— START OF Record set —
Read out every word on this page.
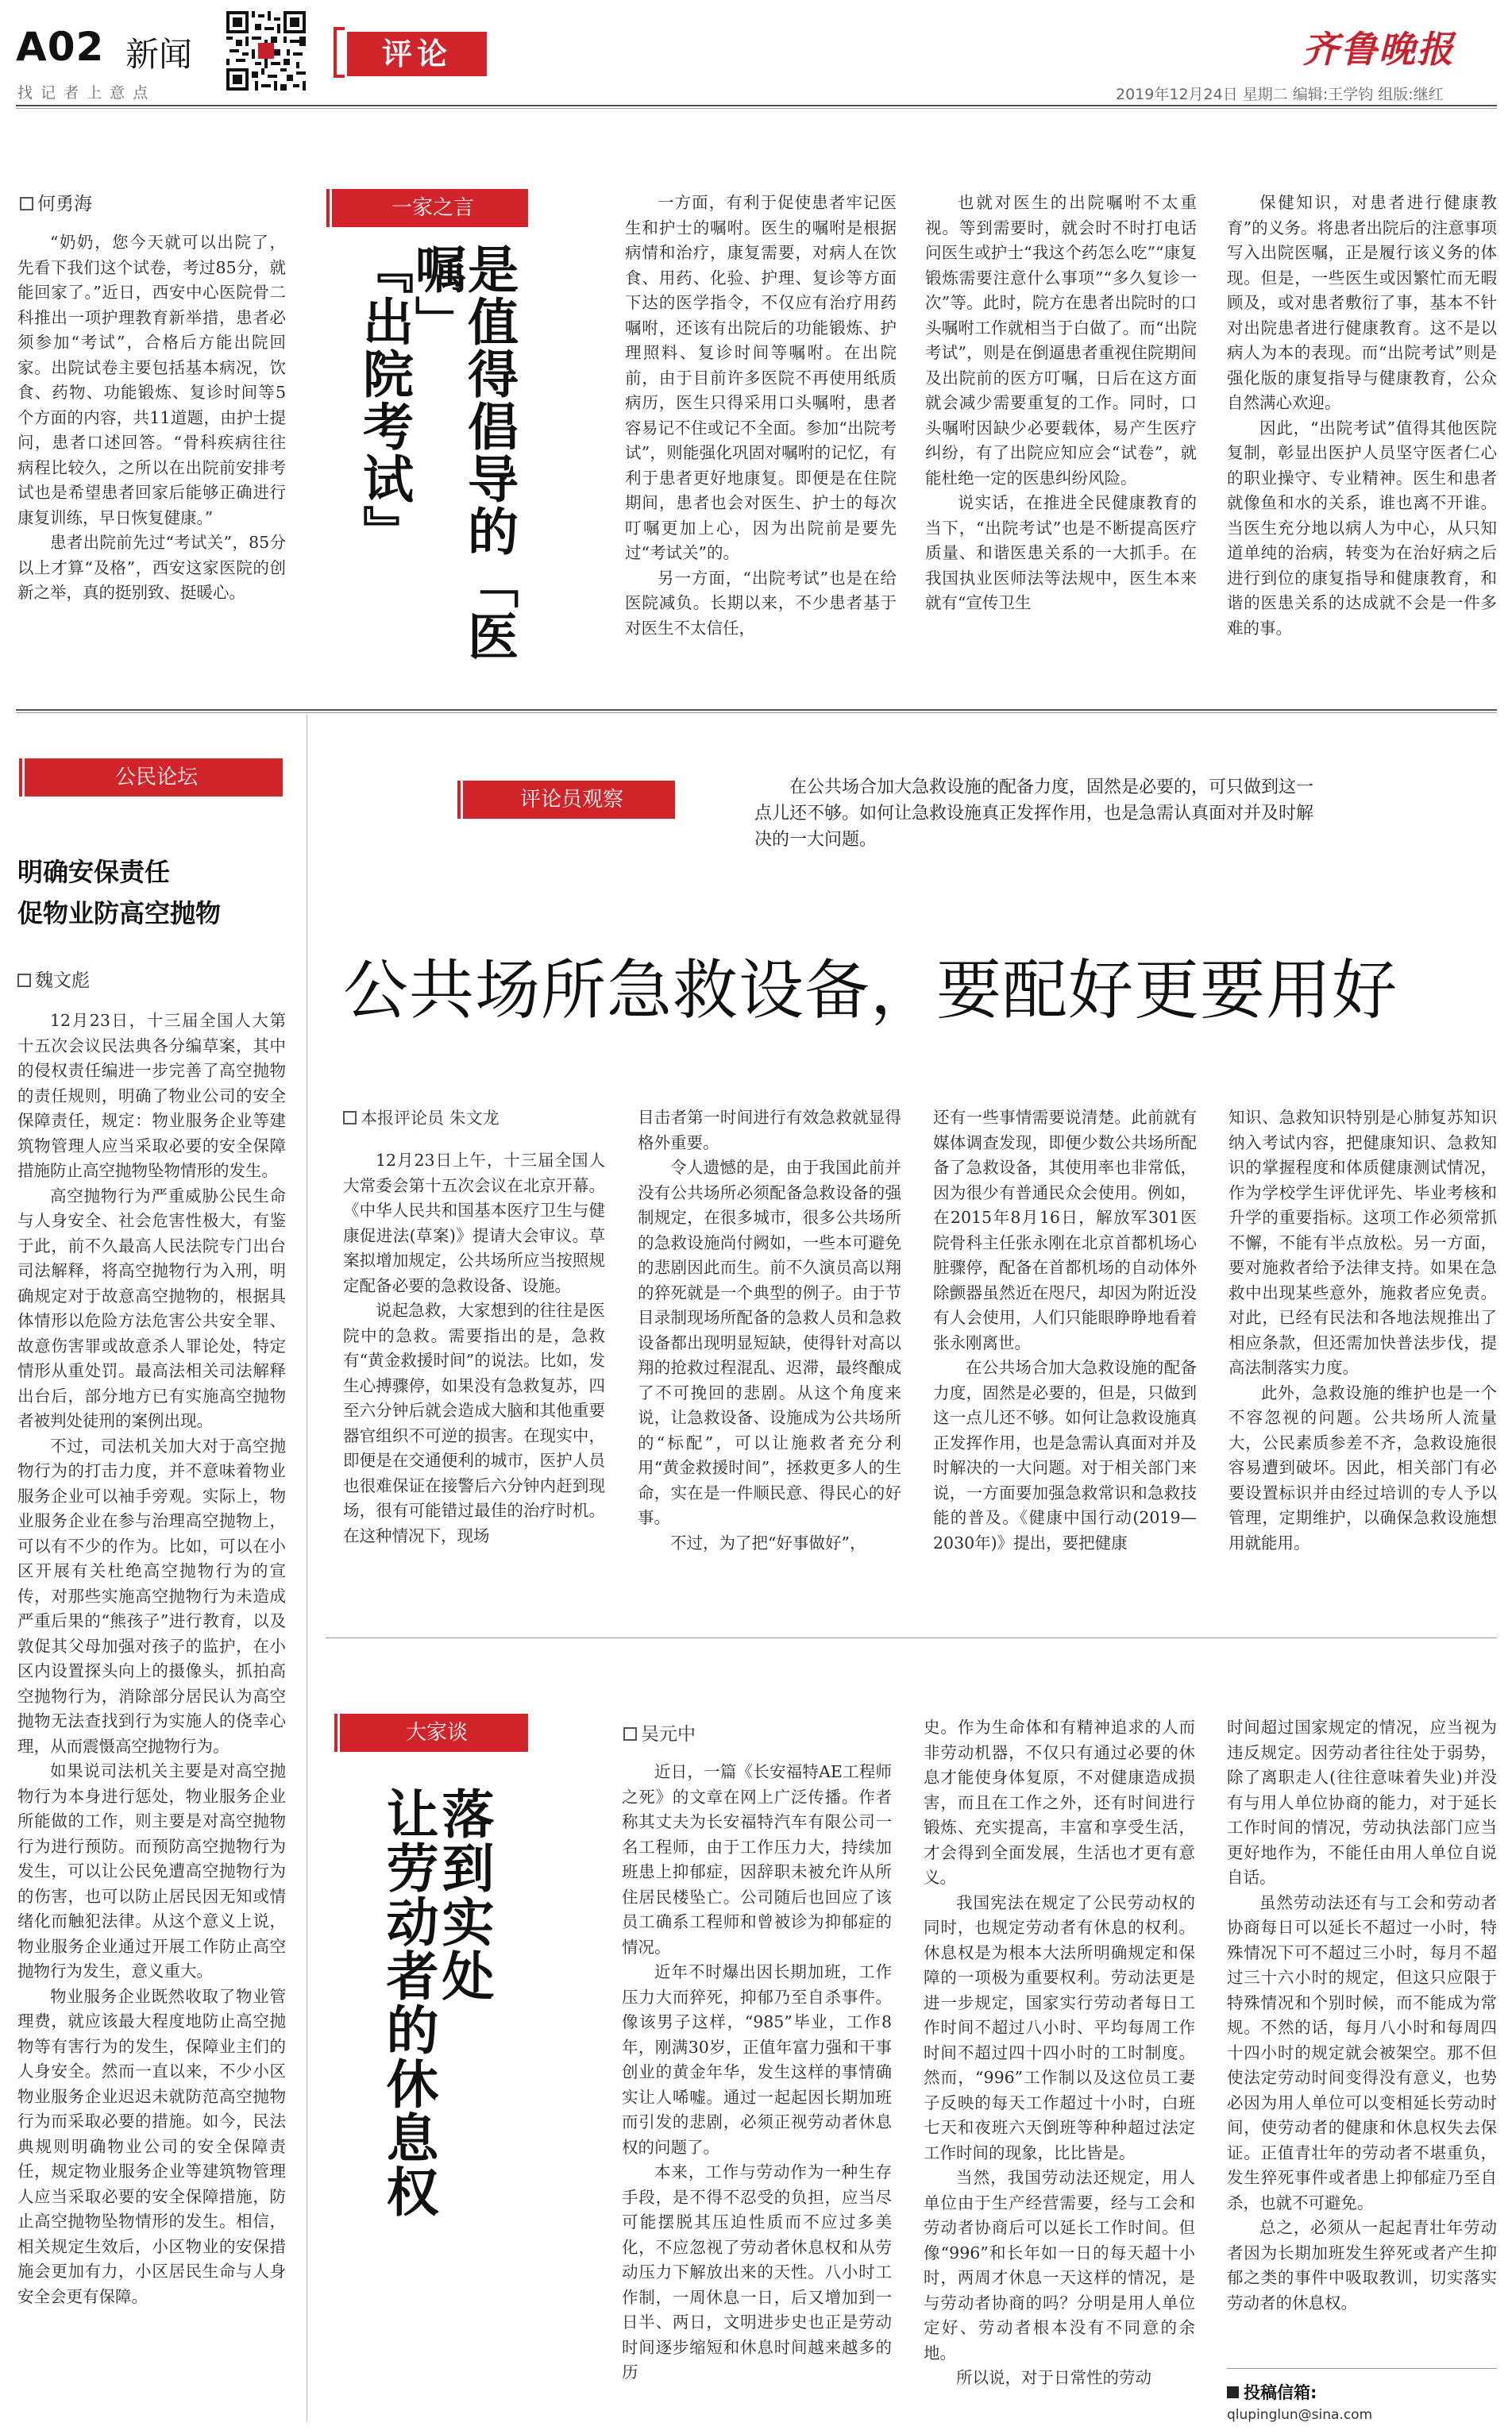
A02 新闻
找 记 者 上 意 点
评论	齐鲁晚报
2019年12月24日 星期二 编辑:王学钧 组版:继红
何勇海

“奶奶，您今天就可以出院了，先看下我们这个试卷，考过85分，就能回家了。”近日，西安中心医院骨二科推出一项护理教育新举措，患者必须参加“考试”，合格后方能出院回家。出院试卷主要包括基本病况，饮食、药物、功能锻炼、复诊时间等5个方面的内容，共11道题，由护士提问，患者口述回答。“骨科疾病往往病程比较久，之所以在出院前安排考试也是希望患者回家后能够正确进行康复训练，早日恢复健康。”

患者出院前先过“考试关”，85分以上才算“及格”，西安这家医院的创新之举，真的挺别致、挺暖心。

一家之言
是值得倡导的「医嘱」
『出院考试』

一方面，有利于促使患者牢记医生和护士的嘱咐。医生的嘱咐是根据病情和治疗，康复需要，对病人在饮食、用药、化验、护理、复诊等方面下达的医学指令，不仅应有治疗用药嘱咐，还该有出院后的功能锻炼、护理照料、复诊时间等嘱咐。在出院前，由于目前许多医院不再使用纸质病历，医生只得采用口头嘱咐，患者容易记不住或记不全面。参加“出院考试”，则能强化巩固对嘱咐的记忆，有利于患者更好地康复。即便是在住院期间，患者也会对医生、护士的每次叮嘱更加上心，因为出院前是要先过“考试关”的。

另一方面，“出院考试”也是在给医院减负。长期以来，不少患者基于对医生不太信任，

也就对医生的出院嘱咐不太重视。等到需要时，就会时不时打电话问医生或护士“我这个药怎么吃”“康复锻炼需要注意什么事项”“多久复诊一次”等。此时，院方在患者出院时的口头嘱咐工作就相当于白做了。而“出院考试”，则是在倒逼患者重视住院期间及出院前的医方叮嘱，日后在这方面就会减少需要重复的工作。同时，口头嘱咐因缺少必要载体，易产生医疗纠纷，有了出院应知应会“试卷”，就能杜绝一定的医患纠纷风险。

说实话，在推进全民健康教育的当下，“出院考试”也是不断提高医疗质量、和谐医患关系的一大抓手。在我国执业医师法等法规中，医生本来就有“宣传卫生

保健知识，对患者进行健康教育”的义务。将患者出院后的注意事项写入出院医嘱，正是履行该义务的体现。但是，一些医生或因繁忙而无暇顾及，或对患者敷衍了事，基本不针对出院患者进行健康教育。这不是以病人为本的表现。而“出院考试”则是强化版的康复指导与健康教育，公众自然满心欢迎。

因此，“出院考试”值得其他医院复制，彰显出医护人员坚守医者仁心的职业操守、专业精神。医生和患者就像鱼和水的关系，谁也离不开谁。当医生充分地以病人为中心，从只知道单纯的治病，转变为在治好病之后进行到位的康复指导和健康教育，和谐的医患关系的达成就不会是一件多难的事。

公民论坛
明确安保责任
促物业防高空抛物
魏文彪

12月23日，十三届全国人大第十五次会议民法典各分编草案，其中的侵权责任编进一步完善了高空抛物的责任规则，明确了物业公司的安全保障责任，规定：物业服务企业等建筑物管理人应当采取必要的安全保障措施防止高空抛物坠物情形的发生。

高空抛物行为严重威胁公民生命与人身安全、社会危害性极大，有鉴于此，前不久最高人民法院专门出台司法解释，将高空抛物行为入刑，明确规定对于故意高空抛物的，根据具体情形以危险方法危害公共安全罪、故意伤害罪或故意杀人罪论处，特定情形从重处罚。最高法相关司法解释出台后，部分地方已有实施高空抛物者被判处徒刑的案例出现。

不过，司法机关加大对于高空抛物行为的打击力度，并不意味着物业服务企业可以袖手旁观。实际上，物业服务企业在参与治理高空抛物上，可以有不少的作为。比如，可以在小区开展有关杜绝高空抛物行为的宣传，对那些实施高空抛物行为未造成严重后果的“熊孩子”进行教育，以及敦促其父母加强对孩子的监护，在小区内设置探头向上的摄像头，抓拍高空抛物行为，消除部分居民认为高空抛物无法查找到行为实施人的侥幸心理，从而震慑高空抛物行为。

如果说司法机关主要是对高空抛物行为本身进行惩处，物业服务企业所能做的工作，则主要是对高空抛物行为进行预防。而预防高空抛物行为发生，可以让公民免遭高空抛物行为的伤害，也可以防止居民因无知或情绪化而触犯法律。从这个意义上说，物业服务企业通过开展工作防止高空抛物行为发生，意义重大。

物业服务企业既然收取了物业管理费，就应该最大程度地防止高空抛物等有害行为的发生，保障业主们的人身安全。然而一直以来，不少小区物业服务企业迟迟未就防范高空抛物行为而采取必要的措施。如今，民法典规则明确物业公司的安全保障责任，规定物业服务企业等建筑物管理人应当采取必要的安全保障措施，防止高空抛物坠物情形的发生。相信，相关规定生效后，小区物业的安保措施会更加有力，小区居民生命与人身安全会更有保障。

评论员观察
在公共场合加大急救设施的配备力度，固然是必要的，可只做到这一点儿还不够。如何让急救设施真正发挥作用，也是急需认真面对并及时解决的一大问题。
公共场所急救设备，要配好更要用好
本报评论员 朱文龙

12月23日上午，十三届全国人大常委会第十五次会议在北京开幕。《中华人民共和国基本医疗卫生与健康促进法(草案)》提请大会审议。草案拟增加规定，公共场所应当按照规定配备必要的急救设备、设施。

说起急救，大家想到的往往是医院中的急救。需要指出的是，急救有“黄金救援时间”的说法。比如，发生心搏骤停，如果没有急救复苏，四至六分钟后就会造成大脑和其他重要器官组织不可逆的损害。在现实中，即便是在交通便利的城市，医护人员也很难保证在接警后六分钟内赶到现场，很有可能错过最佳的治疗时机。在这种情况下，现场

目击者第一时间进行有效急救就显得格外重要。

令人遗憾的是，由于我国此前并没有公共场所必须配备急救设备的强制规定，在很多城市，很多公共场所的急救设施尚付阙如，一些本可避免的悲剧因此而生。前不久演员高以翔的猝死就是一个典型的例子。由于节目录制现场所配备的急救人员和急救设备都出现明显短缺，使得针对高以翔的抢救过程混乱、迟滞，最终酿成了不可挽回的悲剧。从这个角度来说，让急救设备、设施成为公共场所的“标配”，可以让施救者充分利用“黄金救援时间”，拯救更多人的生命，实在是一件顺民意、得民心的好事。

不过，为了把“好事做好”，

还有一些事情需要说清楚。此前就有媒体调查发现，即便少数公共场所配备了急救设备，其使用率也非常低，因为很少有普通民众会使用。例如，在2015年8月16日，解放军301医院骨科主任张永刚在北京首都机场心脏骤停，配备在首都机场的自动体外除颤器虽然近在咫尺，却因为附近没有人会使用，人们只能眼睁睁地看着张永刚离世。

在公共场合加大急救设施的配备力度，固然是必要的，但是，只做到这一点儿还不够。如何让急救设施真正发挥作用，也是急需认真面对并及时解决的一大问题。对于相关部门来说，一方面要加强急救常识和急救技能的普及。《健康中国行动(2019—2030年)》提出，要把健康

知识、急救知识特别是心肺复苏知识纳入考试内容，把健康知识、急救知识的掌握程度和体质健康测试情况，作为学校学生评优评先、毕业考核和升学的重要指标。这项工作必须常抓不懈，不能有半点放松。另一方面，要对施救者给予法律支持。如果在急救中出现某些意外，施救者应免责。对此，已经有民法和各地法规推出了相应条款，但还需加快普法步伐，提高法制落实力度。

此外，急救设施的维护也是一个不容忽视的问题。公共场所人流量大，公民素质参差不齐，急救设施很容易遭到破坏。因此，相关部门有必要设置标识并由经过培训的专人予以管理，定期维护，以确保急救设施想用就能用。

大家谈
落到实处
让劳动者的休息权
吴元中

近日，一篇《长安福特AE工程师之死》的文章在网上广泛传播。作者称其丈夫为长安福特汽车有限公司一名工程师，由于工作压力大，持续加班患上抑郁症，因辞职未被允许从所住居民楼坠亡。公司随后也回应了该员工确系工程师和曾被诊为抑郁症的情况。

近年不时爆出因长期加班，工作压力大而猝死，抑郁乃至自杀事件。像该男子这样，“985”毕业，工作8年，刚满30岁，正值年富力强和干事创业的黄金年华，发生这样的事情确实让人唏嘘。通过一起起因长期加班而引发的悲剧，必须正视劳动者休息权的问题了。

本来，工作与劳动作为一种生存手段，是不得不忍受的负担，应当尽可能摆脱其压迫性质而不应过多美化，不应忽视了劳动者休息权和从劳动压力下解放出来的天性。八小时工作制，一周休息一日，后又增加到一日半、两日，文明进步史也正是劳动时间逐步缩短和休息时间越来越多的历

史。作为生命体和有精神追求的人而非劳动机器，不仅只有通过必要的休息才能使身体复原，不对健康造成损害，而且在工作之外，还有时间进行锻炼、充实提高，丰富和享受生活，才会得到全面发展，生活也才更有意义。

我国宪法在规定了公民劳动权的同时，也规定劳动者有休息的权利。休息权是为根本大法所明确规定和保障的一项极为重要权利。劳动法更是进一步规定，国家实行劳动者每日工作时间不超过八小时、平均每周工作时间不超过四十四小时的工时制度。然而，“996”工作制以及这位员工妻子反映的每天工作超过十小时，白班七天和夜班六天倒班等种种超过法定工作时间的现象，比比皆是。

当然，我国劳动法还规定，用人单位由于生产经营需要，经与工会和劳动者协商后可以延长工作时间。但像“996”和长年如一日的每天超十小时，两周才休息一天这样的情况，是与劳动者协商的吗？分明是用人单位定好、劳动者根本没有不同意的余地。

所以说，对于日常性的劳动

时间超过国家规定的情况，应当视为违反规定。因劳动者往往处于弱势，除了离职走人(往往意味着失业)并没有与用人单位协商的能力，对于延长工作时间的情况，劳动执法部门应当更好地作为，不能任由用人单位自说自话。

虽然劳动法还有与工会和劳动者协商每日可以延长不超过一小时，特殊情况下可不超过三小时，每月不超过三十六小时的规定，但这只应限于特殊情况和个别时候，而不能成为常规。不然的话，每月八小时和每周四十四小时的规定就会被架空。那不但使法定劳动时间变得没有意义，也势必因为用人单位可以变相延长劳动时间，使劳动者的健康和休息权失去保证。正值青壮年的劳动者不堪重负，发生猝死事件或者患上抑郁症乃至自杀，也就不可避免。

总之，必须从一起起青壮年劳动者因为长期加班发生猝死或者产生抑郁之类的事件中吸取教训，切实落实劳动者的休息权。

投稿信箱:
qlupinglun@sina.com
— END OF Record set —
### Objective
Copy all the lines above that hold the string "另一方面".

### Exercise solution
另一方面，“出院考试”也是在给医院减负。长期以来，不少患者基于对医生不太信任，
知识、急救知识特别是心肺复苏知识纳入考试内容，把健康知识、急救知识的掌握程度和体质健康测试情况，作为学校学生评优评先、毕业考核和升学的重要指标。这项工作必须常抓不懈，不能有半点放松。另一方面，要对施救者给予法律支持。如果在急救中出现某些意外，施救者应免责。对此，已经有民法和各地法规推出了相应条款，但还需加快普法步伐，提高法制落实力度。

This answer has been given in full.